» Stated goal
Please write out the records between the lines holding "inset-data-point — [454, 433, 458, 437]" and "data-point — [640, 552, 648, 559]", inclusive, swapping "inset-y-tick-label" for "inset-y-axis-label" and keeping everything else unchanged.

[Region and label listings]
# # #

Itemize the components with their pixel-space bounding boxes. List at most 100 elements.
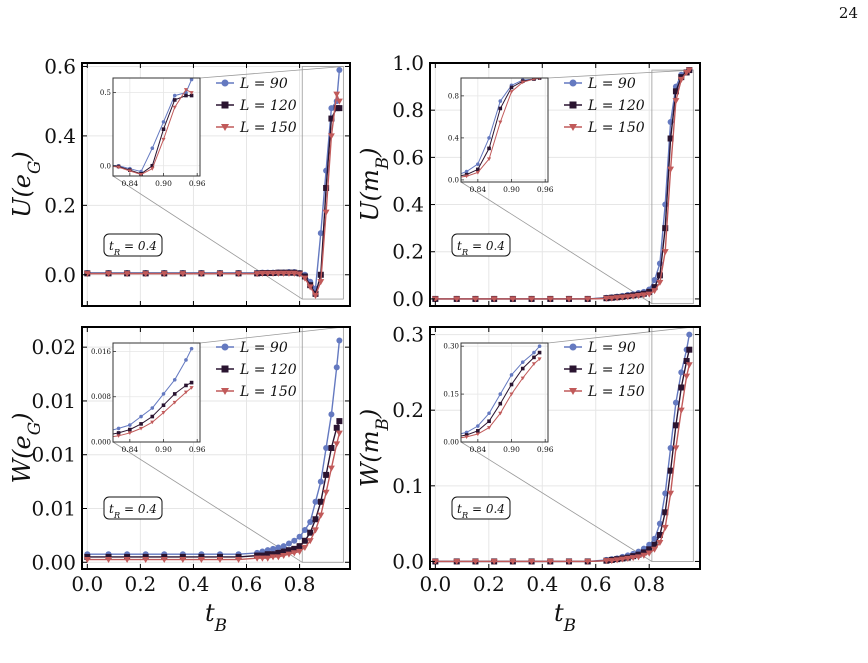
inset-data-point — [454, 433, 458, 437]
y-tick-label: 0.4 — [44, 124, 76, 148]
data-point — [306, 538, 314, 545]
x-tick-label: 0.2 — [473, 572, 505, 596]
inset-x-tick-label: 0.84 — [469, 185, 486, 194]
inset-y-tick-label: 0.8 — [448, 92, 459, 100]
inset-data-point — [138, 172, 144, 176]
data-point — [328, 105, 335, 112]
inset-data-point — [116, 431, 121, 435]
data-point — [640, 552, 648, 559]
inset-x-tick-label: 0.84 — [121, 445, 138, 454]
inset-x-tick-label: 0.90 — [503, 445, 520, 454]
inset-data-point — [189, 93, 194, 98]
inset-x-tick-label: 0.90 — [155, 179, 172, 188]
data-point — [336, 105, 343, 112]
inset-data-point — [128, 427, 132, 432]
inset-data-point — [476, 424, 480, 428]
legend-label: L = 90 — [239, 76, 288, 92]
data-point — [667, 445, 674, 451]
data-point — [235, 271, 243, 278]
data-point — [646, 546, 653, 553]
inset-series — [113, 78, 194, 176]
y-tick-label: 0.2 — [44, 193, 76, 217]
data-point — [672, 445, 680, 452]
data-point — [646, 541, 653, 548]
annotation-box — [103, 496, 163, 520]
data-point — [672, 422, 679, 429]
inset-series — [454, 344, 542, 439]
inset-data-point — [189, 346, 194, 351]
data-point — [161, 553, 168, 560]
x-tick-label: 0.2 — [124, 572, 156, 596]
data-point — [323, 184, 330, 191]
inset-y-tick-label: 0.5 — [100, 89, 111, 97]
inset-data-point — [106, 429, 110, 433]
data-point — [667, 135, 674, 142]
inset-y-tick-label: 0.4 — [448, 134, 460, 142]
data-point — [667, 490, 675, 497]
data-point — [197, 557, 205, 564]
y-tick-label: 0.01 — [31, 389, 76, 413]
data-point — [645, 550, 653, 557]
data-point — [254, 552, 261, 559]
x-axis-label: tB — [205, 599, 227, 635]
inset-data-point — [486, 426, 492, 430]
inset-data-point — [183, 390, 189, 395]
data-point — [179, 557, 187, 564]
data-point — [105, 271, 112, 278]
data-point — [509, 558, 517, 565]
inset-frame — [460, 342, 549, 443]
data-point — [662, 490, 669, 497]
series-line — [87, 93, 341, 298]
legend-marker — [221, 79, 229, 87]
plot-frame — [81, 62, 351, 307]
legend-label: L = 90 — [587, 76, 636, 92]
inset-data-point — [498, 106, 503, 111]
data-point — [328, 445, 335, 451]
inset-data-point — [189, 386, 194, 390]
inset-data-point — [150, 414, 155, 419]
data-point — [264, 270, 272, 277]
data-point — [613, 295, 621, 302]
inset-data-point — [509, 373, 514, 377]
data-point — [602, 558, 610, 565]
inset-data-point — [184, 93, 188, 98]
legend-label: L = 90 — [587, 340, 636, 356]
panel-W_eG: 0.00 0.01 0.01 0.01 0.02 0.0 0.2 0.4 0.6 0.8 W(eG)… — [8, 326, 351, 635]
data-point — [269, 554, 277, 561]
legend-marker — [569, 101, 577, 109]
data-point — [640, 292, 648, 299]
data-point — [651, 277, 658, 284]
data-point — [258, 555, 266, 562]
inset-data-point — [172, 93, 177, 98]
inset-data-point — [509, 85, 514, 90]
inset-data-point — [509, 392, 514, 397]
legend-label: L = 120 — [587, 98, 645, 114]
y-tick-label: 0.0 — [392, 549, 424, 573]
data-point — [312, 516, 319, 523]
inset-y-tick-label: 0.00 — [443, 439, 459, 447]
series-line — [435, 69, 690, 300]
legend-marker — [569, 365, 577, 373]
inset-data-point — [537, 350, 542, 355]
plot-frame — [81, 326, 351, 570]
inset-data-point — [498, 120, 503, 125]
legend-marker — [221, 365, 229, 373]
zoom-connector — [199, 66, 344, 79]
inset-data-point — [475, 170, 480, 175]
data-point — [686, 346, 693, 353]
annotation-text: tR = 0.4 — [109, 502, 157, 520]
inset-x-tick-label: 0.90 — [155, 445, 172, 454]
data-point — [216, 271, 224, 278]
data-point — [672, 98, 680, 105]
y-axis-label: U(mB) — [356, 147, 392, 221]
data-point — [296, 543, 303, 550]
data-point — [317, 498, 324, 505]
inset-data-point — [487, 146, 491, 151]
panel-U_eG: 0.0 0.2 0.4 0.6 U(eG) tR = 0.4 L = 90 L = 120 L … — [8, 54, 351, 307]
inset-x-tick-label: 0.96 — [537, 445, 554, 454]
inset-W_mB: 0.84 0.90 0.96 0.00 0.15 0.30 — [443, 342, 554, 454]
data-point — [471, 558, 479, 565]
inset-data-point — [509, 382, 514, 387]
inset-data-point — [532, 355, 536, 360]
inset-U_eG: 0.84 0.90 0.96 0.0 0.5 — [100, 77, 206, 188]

# # #

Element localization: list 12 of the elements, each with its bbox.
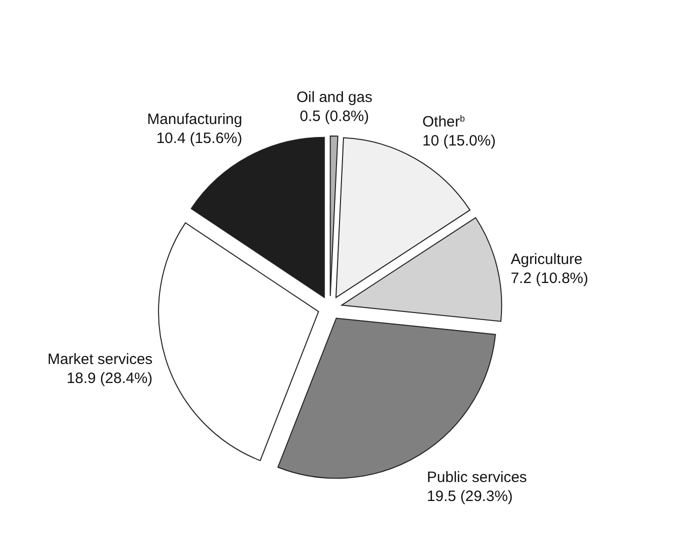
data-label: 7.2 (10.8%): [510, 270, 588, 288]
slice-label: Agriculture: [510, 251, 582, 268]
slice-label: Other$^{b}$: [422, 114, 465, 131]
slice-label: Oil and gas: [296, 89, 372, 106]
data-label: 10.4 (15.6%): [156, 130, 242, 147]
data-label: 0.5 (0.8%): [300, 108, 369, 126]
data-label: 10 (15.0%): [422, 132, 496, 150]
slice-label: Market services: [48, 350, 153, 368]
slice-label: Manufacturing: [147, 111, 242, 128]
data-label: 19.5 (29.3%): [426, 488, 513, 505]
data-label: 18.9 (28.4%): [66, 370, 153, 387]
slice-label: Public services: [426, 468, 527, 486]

# # #

» Written answer
inset-data-point — [454, 433, 458, 437]
y-tick-label: 0.4 — [44, 124, 76, 148]
data-point — [306, 538, 314, 545]
x-tick-label: 0.2 — [473, 572, 505, 596]
inset-x-tick-label: 0.84 — [469, 185, 486, 194]
inset-y-axis-label: 0.8 — [448, 92, 459, 100]
inset-data-point — [138, 172, 144, 176]
data-point — [328, 105, 335, 112]
inset-data-point — [116, 431, 121, 435]
data-point — [640, 552, 648, 559]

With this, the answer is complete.